Excerpts from a layout annotation set
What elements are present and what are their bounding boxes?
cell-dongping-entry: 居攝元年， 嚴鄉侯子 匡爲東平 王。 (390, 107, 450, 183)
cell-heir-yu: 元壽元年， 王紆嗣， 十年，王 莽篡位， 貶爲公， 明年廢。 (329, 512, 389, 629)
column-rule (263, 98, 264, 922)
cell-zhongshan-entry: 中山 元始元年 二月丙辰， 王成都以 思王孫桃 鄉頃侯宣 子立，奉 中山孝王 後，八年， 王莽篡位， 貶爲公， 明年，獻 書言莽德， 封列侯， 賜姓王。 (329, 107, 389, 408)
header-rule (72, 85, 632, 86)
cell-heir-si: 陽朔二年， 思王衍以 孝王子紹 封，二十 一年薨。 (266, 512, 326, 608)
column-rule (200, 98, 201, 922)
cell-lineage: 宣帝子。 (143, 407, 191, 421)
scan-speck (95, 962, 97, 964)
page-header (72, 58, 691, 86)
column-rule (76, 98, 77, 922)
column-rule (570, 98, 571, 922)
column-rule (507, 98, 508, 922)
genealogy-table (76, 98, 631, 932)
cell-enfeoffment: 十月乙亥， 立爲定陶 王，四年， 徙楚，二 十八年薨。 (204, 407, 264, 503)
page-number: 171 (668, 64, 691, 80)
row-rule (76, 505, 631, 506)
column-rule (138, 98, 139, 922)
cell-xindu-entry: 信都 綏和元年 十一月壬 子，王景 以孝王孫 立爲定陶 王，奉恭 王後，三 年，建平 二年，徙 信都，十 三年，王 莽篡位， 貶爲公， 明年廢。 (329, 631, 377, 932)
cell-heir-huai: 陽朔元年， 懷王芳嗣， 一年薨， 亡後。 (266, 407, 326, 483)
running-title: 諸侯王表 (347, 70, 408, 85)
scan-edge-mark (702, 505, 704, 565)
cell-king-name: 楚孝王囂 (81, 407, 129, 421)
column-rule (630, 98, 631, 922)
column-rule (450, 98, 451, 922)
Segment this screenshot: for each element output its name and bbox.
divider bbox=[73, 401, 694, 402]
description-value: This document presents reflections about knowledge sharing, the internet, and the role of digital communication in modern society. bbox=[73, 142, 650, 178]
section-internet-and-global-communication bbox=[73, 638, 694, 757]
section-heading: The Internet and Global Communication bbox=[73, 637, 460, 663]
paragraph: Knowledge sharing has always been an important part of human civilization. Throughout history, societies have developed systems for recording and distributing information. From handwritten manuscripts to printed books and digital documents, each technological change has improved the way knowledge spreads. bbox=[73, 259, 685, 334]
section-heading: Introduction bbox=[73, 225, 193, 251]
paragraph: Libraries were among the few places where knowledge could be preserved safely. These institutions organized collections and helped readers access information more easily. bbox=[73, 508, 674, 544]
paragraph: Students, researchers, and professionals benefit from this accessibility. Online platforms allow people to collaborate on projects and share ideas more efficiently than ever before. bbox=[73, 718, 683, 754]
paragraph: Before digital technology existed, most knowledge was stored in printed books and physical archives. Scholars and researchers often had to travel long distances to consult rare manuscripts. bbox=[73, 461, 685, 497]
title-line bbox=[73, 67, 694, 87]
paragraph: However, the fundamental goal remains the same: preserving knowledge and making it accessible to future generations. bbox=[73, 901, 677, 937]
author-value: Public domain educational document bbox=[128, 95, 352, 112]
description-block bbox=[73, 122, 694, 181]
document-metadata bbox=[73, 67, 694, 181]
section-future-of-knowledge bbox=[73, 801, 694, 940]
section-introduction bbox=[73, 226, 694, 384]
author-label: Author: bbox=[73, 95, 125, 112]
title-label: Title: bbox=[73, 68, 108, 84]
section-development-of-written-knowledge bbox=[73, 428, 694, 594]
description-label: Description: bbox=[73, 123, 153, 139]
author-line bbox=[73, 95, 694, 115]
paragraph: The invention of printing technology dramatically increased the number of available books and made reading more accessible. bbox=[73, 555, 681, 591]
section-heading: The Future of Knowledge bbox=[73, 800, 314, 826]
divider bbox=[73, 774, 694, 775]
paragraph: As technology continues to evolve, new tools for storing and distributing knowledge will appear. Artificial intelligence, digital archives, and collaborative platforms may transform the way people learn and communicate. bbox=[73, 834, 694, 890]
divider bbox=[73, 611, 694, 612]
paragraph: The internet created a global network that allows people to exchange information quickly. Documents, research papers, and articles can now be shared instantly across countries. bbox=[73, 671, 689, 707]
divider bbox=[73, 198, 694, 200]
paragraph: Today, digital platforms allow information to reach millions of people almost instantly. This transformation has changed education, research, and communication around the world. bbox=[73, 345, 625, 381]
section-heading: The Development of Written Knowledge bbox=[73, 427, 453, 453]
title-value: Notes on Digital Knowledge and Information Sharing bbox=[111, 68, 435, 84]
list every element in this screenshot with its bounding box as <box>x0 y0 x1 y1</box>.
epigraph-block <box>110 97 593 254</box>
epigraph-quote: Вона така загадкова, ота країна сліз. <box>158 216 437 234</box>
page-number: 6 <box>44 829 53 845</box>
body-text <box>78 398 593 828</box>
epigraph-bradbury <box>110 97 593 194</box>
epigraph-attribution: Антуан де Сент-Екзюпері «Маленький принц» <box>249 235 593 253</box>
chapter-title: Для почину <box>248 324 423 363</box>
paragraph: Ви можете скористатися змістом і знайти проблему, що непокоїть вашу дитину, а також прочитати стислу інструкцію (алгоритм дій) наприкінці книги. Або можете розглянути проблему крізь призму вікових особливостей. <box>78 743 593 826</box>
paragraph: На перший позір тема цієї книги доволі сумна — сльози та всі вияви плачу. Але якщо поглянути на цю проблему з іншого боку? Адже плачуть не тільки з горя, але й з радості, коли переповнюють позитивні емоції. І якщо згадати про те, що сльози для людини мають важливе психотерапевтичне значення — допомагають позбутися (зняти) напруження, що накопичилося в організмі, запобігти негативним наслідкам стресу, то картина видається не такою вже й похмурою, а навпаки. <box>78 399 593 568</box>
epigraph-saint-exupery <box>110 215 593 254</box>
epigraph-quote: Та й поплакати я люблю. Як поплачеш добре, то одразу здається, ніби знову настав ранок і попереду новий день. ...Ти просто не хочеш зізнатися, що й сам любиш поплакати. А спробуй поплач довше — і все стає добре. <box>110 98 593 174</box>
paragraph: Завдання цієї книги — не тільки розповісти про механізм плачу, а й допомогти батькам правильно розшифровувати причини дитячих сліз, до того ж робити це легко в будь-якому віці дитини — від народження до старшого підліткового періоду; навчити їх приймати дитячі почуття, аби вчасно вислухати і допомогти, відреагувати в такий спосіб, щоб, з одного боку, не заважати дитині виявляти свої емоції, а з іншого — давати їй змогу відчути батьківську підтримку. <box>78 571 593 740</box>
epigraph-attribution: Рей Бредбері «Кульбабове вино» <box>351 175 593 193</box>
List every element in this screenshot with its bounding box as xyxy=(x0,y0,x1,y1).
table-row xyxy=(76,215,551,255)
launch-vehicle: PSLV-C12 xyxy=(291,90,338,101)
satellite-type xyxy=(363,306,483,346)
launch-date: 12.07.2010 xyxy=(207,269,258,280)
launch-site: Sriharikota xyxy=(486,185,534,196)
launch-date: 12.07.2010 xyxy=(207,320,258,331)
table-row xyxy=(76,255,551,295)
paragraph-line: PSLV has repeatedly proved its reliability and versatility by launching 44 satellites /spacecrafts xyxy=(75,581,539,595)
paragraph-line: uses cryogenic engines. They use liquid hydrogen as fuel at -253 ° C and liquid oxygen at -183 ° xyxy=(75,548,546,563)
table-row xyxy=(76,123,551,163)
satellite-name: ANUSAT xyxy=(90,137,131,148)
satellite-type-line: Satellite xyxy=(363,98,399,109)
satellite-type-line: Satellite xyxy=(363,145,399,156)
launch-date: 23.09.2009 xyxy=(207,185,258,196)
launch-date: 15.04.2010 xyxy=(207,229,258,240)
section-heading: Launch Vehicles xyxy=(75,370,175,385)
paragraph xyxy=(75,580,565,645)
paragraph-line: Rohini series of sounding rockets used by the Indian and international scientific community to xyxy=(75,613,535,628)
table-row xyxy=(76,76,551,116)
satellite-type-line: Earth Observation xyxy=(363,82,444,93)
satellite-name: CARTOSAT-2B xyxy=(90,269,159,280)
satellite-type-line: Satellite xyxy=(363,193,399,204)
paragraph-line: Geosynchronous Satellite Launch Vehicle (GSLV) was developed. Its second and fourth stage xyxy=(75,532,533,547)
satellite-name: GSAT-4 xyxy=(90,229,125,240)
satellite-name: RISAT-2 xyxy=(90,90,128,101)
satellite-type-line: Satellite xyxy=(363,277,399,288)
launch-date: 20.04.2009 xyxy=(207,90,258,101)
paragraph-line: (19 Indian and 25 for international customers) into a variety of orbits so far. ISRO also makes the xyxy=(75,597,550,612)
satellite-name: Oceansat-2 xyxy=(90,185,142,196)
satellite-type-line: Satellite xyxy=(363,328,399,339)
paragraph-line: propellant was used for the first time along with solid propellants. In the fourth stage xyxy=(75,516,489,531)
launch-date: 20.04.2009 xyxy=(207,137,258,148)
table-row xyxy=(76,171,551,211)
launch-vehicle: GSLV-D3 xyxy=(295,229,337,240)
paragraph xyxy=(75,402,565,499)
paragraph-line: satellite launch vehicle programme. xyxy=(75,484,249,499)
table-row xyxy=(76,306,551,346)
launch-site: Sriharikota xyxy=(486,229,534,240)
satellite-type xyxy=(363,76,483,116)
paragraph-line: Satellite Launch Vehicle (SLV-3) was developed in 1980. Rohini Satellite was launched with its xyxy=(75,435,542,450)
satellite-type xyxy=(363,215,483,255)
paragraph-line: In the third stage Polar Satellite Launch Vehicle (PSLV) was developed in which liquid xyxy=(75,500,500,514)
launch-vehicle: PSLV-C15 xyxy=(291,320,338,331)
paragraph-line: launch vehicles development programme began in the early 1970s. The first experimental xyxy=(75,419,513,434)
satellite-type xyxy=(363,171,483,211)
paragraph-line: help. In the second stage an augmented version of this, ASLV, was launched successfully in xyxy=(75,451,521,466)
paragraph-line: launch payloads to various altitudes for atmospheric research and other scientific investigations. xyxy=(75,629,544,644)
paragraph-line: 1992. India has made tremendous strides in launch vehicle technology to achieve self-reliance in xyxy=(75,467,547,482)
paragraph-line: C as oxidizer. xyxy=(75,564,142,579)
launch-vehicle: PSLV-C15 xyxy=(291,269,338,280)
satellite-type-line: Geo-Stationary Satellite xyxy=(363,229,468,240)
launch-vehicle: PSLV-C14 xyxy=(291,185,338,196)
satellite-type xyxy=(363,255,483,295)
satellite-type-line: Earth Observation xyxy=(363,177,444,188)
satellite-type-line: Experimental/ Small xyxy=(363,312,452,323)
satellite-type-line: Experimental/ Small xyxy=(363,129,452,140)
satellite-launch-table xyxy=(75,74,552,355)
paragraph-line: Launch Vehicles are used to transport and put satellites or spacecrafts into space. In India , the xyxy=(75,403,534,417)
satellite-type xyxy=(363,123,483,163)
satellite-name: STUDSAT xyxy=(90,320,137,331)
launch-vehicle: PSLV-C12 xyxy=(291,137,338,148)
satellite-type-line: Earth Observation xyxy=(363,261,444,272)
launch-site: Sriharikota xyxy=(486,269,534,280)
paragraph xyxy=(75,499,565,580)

## YOUR INSTRUCTIONS
Format the lines from the start of the entries through the line containing "section-heading: The Internet", inclusive, as a Markdown table with the columns Row and Line, omitting any blank lines.

## WRITTEN SOLUTION
| Row | Line |
|---|---|
| 1 | What elements are present and what are their bounding boxes? |
| 2 | cell-dongping-entry: 居攝元年， 嚴鄉侯子 匡爲東平 王。 (390, 107, 450, 183) |
| 3 | cell-heir-yu: 元壽元年， 王紆嗣， 十年，王 莽篡位， 貶爲公， 明年廢。 (329, 512, 389, 629) |
| 4 | column-rule (263, 98, 264, 922) |
| 5 | cell-zhongshan-entry: 中山 元始元年 二月丙辰， 王成都以 思王孫桃 鄉頃侯宣 子立，奉 中山孝王 後，八年， 王莽篡位， 貶爲公， 明年，獻 書言莽德， 封列侯， 賜姓王。 (329, 107, 389, 408) |
| 6 | header-rule (72, 85, 632, 86) |
| 7 | cell-heir-si: 陽朔二年， 思王衍以 孝王子紹 封，二十 一年薨。 (266, 512, 326, 608) |
| 8 | column-rule (200, 98, 201, 922) |
| 9 | cell-lineage: 宣帝子。 (143, 407, 191, 421) |
| 10 | scan-speck (95, 962, 97, 964) |
| 11 | page-header (72, 58, 691, 86) |
| 12 | column-rule (76, 98, 77, 922) |
| 13 | column-rule (570, 98, 571, 922) |
| 14 | column-rule (507, 98, 508, 922) |
| 15 | genealogy-table (76, 98, 631, 932) |
| 16 | cell-enfeoffment: 十月乙亥， 立爲定陶 王，四年， 徙楚，二 十八年薨。 (204, 407, 264, 503) |
| 17 | page-number: 171 (668, 64, 691, 80) |
| 18 | row-rule (76, 505, 631, 506) |
| 19 | column-rule (138, 98, 139, 922) |
| 20 | cell-xindu-entry: 信都 綏和元年 十一月壬 子，王景 以孝王孫 立爲定陶 王，奉恭 王後，三 年，建平 二年，徙 信都，十 三年，王 莽篡位， 貶爲公， 明年廢。 (329, 631, 377, 932) |
| 21 | cell-heir-huai: 陽朔元年， 懷王芳嗣， 一年薨， 亡後。 (266, 407, 326, 483) |
| 22 | running-title: 諸侯王表 (347, 70, 408, 85) |
| 23 | scan-edge-mark (702, 505, 704, 565) |
| 24 | cell-king-name: 楚孝王囂 (81, 407, 129, 421) |
| 25 | column-rule (630, 98, 631, 922) |
| 26 | column-rule (450, 98, 451, 922) |
| 27 | Segment this screenshot: for each element output its name and bbox. |
| 28 | divider bbox=[73, 401, 694, 402] |
| 29 | description-value: This document presents reflections about knowledge sharing, the internet, and the role of digital communication in modern society. bbox=[73, 142, 650, 178] |
| 30 | section-internet-and-global-communication bbox=[73, 638, 694, 757] |
| 31 | section-heading: The Internet and Global Communication bbox=[73, 637, 460, 663] |